Dataset items
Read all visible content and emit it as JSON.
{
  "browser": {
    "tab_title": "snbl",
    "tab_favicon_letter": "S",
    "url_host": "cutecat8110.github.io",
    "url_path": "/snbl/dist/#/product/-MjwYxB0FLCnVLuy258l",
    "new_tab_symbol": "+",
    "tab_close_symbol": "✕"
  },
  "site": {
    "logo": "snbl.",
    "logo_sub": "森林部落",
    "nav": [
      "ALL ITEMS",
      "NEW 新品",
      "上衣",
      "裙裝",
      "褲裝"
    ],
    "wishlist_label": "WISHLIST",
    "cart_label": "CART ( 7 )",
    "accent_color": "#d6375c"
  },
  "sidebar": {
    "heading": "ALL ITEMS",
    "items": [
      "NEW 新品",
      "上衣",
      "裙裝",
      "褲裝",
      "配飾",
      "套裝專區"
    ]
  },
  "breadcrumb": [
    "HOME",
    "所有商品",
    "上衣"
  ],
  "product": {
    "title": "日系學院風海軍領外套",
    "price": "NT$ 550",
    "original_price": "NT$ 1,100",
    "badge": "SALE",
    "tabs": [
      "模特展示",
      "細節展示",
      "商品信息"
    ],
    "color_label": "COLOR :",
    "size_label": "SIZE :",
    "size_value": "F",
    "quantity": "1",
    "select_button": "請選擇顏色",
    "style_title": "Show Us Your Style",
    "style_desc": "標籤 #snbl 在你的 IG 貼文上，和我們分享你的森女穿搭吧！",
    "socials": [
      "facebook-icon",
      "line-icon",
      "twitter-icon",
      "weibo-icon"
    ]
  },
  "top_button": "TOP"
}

- _GIVEN EXERCISE_
Every entry must be output again, exactly as written above.

- _FINISHED TASK_
Read all visible content and emit it as JSON.
{
  "browser": {
    "tab_title": "snbl",
    "tab_favicon_letter": "S",
    "url_host": "cutecat8110.github.io",
    "url_path": "/snbl/dist/#/product/-MjwYxB0FLCnVLuy258l",
    "new_tab_symbol": "+",
    "tab_close_symbol": "✕"
  },
  "site": {
    "logo": "snbl.",
    "logo_sub": "森林部落",
    "nav": [
      "ALL ITEMS",
      "NEW 新品",
      "上衣",
      "裙裝",
      "褲裝"
    ],
    "wishlist_label": "WISHLIST",
    "cart_label": "CART ( 7 )",
    "accent_color": "#d6375c"
  },
  "sidebar": {
    "heading": "ALL ITEMS",
    "items": [
      "NEW 新品",
      "上衣",
      "裙裝",
      "褲裝",
      "配飾",
      "套裝專區"
    ]
  },
  "breadcrumb": [
    "HOME",
    "所有商品",
    "上衣"
  ],
  "product": {
    "title": "日系學院風海軍領外套",
    "price": "NT$ 550",
    "original_price": "NT$ 1,100",
    "badge": "SALE",
    "tabs": [
      "模特展示",
      "細節展示",
      "商品信息"
    ],
    "color_label": "COLOR :",
    "size_label": "SIZE :",
    "size_value": "F",
    "quantity": "1",
    "select_button": "請選擇顏色",
    "style_title": "Show Us Your Style",
    "style_desc": "標籤 #snbl 在你的 IG 貼文上，和我們分享你的森女穿搭吧！",
    "socials": [
      "facebook-icon",
      "line-icon",
      "twitter-icon",
      "weibo-icon"
    ]
  },
  "top_button": "TOP"
}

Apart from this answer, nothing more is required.